[start of DATA ROWS]
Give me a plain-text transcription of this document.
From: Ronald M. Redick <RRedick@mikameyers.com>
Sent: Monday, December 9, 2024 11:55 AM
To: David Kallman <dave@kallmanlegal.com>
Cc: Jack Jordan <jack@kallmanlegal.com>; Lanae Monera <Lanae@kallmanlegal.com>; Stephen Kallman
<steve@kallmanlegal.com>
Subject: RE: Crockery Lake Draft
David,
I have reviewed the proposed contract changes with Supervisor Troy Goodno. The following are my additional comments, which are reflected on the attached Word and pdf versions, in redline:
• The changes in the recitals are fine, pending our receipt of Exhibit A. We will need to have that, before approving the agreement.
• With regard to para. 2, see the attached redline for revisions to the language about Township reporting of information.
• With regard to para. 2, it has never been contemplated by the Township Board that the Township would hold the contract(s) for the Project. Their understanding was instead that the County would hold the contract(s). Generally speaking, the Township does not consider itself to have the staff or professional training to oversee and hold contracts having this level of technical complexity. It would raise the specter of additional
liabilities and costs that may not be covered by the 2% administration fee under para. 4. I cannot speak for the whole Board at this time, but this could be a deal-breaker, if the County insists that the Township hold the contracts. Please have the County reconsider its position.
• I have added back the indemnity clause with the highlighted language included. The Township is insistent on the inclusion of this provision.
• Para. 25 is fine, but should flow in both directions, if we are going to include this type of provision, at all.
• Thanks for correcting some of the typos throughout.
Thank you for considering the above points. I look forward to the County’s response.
[end of DATA ROWS]
YOUR TASK.
Copy each line from the data above that includes "Board".

CORRECT RESULT.
• With regard to para. 2, it has never been contemplated by the Township Board that the Township would hold the contract(s) for the Project. Their understanding was instead that the County would hold the contract(s). Generally speaking, the Township does not consider itself to have the staff or professional training to oversee and hold contracts having this level of technical complexity. It would raise the specter of additional
liabilities and costs that may not be covered by the 2% administration fee under para. 4. I cannot speak for the whole Board at this time, but this could be a deal-breaker, if the County insists that the Township hold the contracts. Please have the County reconsider its position.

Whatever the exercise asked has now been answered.